*Written exercise*
All of the entries need to be written out again, exactly as they are.
==== Stored records ====
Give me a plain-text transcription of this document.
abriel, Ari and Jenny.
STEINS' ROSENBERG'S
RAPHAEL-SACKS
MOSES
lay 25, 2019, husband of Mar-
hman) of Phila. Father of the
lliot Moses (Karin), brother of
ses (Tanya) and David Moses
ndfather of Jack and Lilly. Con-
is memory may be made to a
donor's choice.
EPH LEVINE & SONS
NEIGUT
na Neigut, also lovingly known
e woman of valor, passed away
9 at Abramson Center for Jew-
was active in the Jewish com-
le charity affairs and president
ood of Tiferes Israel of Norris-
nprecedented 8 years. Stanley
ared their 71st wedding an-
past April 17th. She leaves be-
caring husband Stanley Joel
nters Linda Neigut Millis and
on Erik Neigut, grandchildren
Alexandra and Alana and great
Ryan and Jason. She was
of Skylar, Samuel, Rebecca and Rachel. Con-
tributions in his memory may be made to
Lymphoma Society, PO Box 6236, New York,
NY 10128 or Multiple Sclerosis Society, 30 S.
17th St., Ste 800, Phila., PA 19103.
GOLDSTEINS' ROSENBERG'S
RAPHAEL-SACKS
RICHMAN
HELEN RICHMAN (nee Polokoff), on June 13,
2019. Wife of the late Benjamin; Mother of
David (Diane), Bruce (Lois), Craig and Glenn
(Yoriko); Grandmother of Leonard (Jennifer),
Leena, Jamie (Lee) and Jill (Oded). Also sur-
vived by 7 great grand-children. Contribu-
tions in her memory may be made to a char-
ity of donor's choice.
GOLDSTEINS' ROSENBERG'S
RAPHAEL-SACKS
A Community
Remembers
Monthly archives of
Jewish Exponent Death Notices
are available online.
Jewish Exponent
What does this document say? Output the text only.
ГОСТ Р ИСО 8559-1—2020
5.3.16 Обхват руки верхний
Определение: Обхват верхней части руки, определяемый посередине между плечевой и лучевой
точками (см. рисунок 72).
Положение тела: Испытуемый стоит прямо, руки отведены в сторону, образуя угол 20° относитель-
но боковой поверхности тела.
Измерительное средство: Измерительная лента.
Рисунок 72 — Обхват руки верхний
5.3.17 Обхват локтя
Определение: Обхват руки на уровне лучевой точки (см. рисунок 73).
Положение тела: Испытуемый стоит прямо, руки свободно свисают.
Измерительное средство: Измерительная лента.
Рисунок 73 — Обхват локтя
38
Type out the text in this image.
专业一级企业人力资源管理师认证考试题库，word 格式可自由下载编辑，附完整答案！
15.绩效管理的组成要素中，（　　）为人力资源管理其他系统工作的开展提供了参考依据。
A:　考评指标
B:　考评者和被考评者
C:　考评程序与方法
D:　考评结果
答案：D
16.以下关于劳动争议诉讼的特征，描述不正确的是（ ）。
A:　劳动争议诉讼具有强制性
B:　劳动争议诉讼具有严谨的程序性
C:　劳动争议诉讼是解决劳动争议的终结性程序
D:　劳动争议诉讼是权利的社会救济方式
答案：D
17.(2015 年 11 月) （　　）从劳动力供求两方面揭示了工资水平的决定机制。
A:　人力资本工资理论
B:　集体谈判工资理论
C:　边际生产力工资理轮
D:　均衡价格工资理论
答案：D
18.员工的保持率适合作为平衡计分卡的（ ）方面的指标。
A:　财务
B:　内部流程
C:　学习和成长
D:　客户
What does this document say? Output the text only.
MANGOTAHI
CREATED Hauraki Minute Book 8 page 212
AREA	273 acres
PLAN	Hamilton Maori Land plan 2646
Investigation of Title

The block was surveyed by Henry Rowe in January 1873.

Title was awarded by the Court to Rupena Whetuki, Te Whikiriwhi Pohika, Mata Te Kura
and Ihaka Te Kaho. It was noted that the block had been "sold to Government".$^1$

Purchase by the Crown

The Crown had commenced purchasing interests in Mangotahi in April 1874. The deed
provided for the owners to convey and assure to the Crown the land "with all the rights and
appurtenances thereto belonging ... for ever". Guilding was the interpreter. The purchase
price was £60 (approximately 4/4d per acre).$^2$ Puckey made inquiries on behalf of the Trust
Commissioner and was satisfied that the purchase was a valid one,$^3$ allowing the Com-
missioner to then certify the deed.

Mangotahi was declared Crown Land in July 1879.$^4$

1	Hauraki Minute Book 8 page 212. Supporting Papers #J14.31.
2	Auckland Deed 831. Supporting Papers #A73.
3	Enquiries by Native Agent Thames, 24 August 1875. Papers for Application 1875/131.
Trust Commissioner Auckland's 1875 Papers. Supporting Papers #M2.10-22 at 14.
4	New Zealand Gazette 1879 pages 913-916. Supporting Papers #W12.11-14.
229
====
*Task result*
Give me a plain-text transcription of this document.
abriel, Ari and Jenny.
STEINS' ROSENBERG'S
RAPHAEL-SACKS
MOSES
lay 25, 2019, husband of Mar-
hman) of Phila. Father of the
lliot Moses (Karin), brother of
ses (Tanya) and David Moses
ndfather of Jack and Lilly. Con-
is memory may be made to a
donor's choice.
EPH LEVINE & SONS
NEIGUT
na Neigut, also lovingly known
e woman of valor, passed away
9 at Abramson Center for Jew-
was active in the Jewish com-
le charity affairs and president
ood of Tiferes Israel of Norris-
nprecedented 8 years. Stanley
ared their 71st wedding an-
past April 17th. She leaves be-
caring husband Stanley Joel
nters Linda Neigut Millis and
on Erik Neigut, grandchildren
Alexandra and Alana and great
Ryan and Jason. She was
of Skylar, Samuel, Rebecca and Rachel. Con-
tributions in his memory may be made to
Lymphoma Society, PO Box 6236, New York,
NY 10128 or Multiple Sclerosis Society, 30 S.
17th St., Ste 800, Phila., PA 19103.
GOLDSTEINS' ROSENBERG'S
RAPHAEL-SACKS
RICHMAN
HELEN RICHMAN (nee Polokoff), on June 13,
2019. Wife of the late Benjamin; Mother of
David (Diane), Bruce (Lois), Craig and Glenn
(Yoriko); Grandmother of Leonard (Jennifer),
Leena, Jamie (Lee) and Jill (Oded). Also sur-
vived by 7 great grand-children. Contribu-
tions in her memory may be made to a char-
ity of donor's choice.
GOLDSTEINS' ROSENBERG'S
RAPHAEL-SACKS
A Community
Remembers
Monthly archives of
Jewish Exponent Death Notices
are available online.
Jewish Exponent
What does this document say? Output the text only.
ГОСТ Р ИСО 8559-1—2020
5.3.16 Обхват руки верхний
Определение: Обхват верхней части руки, определяемый посередине между плечевой и лучевой
точками (см. рисунок 72).
Положение тела: Испытуемый стоит прямо, руки отведены в сторону, образуя угол 20° относитель-
но боковой поверхности тела.
Измерительное средство: Измерительная лента.
Рисунок 72 — Обхват руки верхний
5.3.17 Обхват локтя
Определение: Обхват руки на уровне лучевой точки (см. рисунок 73).
Положение тела: Испытуемый стоит прямо, руки свободно свисают.
Измерительное средство: Измерительная лента.
Рисунок 73 — Обхват локтя
38
Type out the text in this image.
专业一级企业人力资源管理师认证考试题库，word 格式可自由下载编辑，附完整答案！
15.绩效管理的组成要素中，（　　）为人力资源管理其他系统工作的开展提供了参考依据。
A:　考评指标
B:　考评者和被考评者
C:　考评程序与方法
D:　考评结果
答案：D
16.以下关于劳动争议诉讼的特征，描述不正确的是（ ）。
A:　劳动争议诉讼具有强制性
B:　劳动争议诉讼具有严谨的程序性
C:　劳动争议诉讼是解决劳动争议的终结性程序
D:　劳动争议诉讼是权利的社会救济方式
答案：D
17.(2015 年 11 月) （　　）从劳动力供求两方面揭示了工资水平的决定机制。
A:　人力资本工资理论
B:　集体谈判工资理论
C:　边际生产力工资理轮
D:　均衡价格工资理论
答案：D
18.员工的保持率适合作为平衡计分卡的（ ）方面的指标。
A:　财务
B:　内部流程
C:　学习和成长
D:　客户
What does this document say? Output the text only.
MANGOTAHI
CREATED Hauraki Minute Book 8 page 212
AREA	273 acres
PLAN	Hamilton Maori Land plan 2646
Investigation of Title

The block was surveyed by Henry Rowe in January 1873.

Title was awarded by the Court to Rupena Whetuki, Te Whikiriwhi Pohika, Mata Te Kura
and Ihaka Te Kaho. It was noted that the block had been "sold to Government".$^1$

Purchase by the Crown

The Crown had commenced purchasing interests in Mangotahi in April 1874. The deed
provided for the owners to convey and assure to the Crown the land "with all the rights and
appurtenances thereto belonging ... for ever". Guilding was the interpreter. The purchase
price was £60 (approximately 4/4d per acre).$^2$ Puckey made inquiries on behalf of the Trust
Commissioner and was satisfied that the purchase was a valid one,$^3$ allowing the Com-
missioner to then certify the deed.

Mangotahi was declared Crown Land in July 1879.$^4$

1	Hauraki Minute Book 8 page 212. Supporting Papers #J14.31.
2	Auckland Deed 831. Supporting Papers #A73.
3	Enquiries by Native Agent Thames, 24 August 1875. Papers for Application 1875/131.
Trust Commissioner Auckland's 1875 Papers. Supporting Papers #M2.10-22 at 14.
4	New Zealand Gazette 1879 pages 913-916. Supporting Papers #W12.11-14.
229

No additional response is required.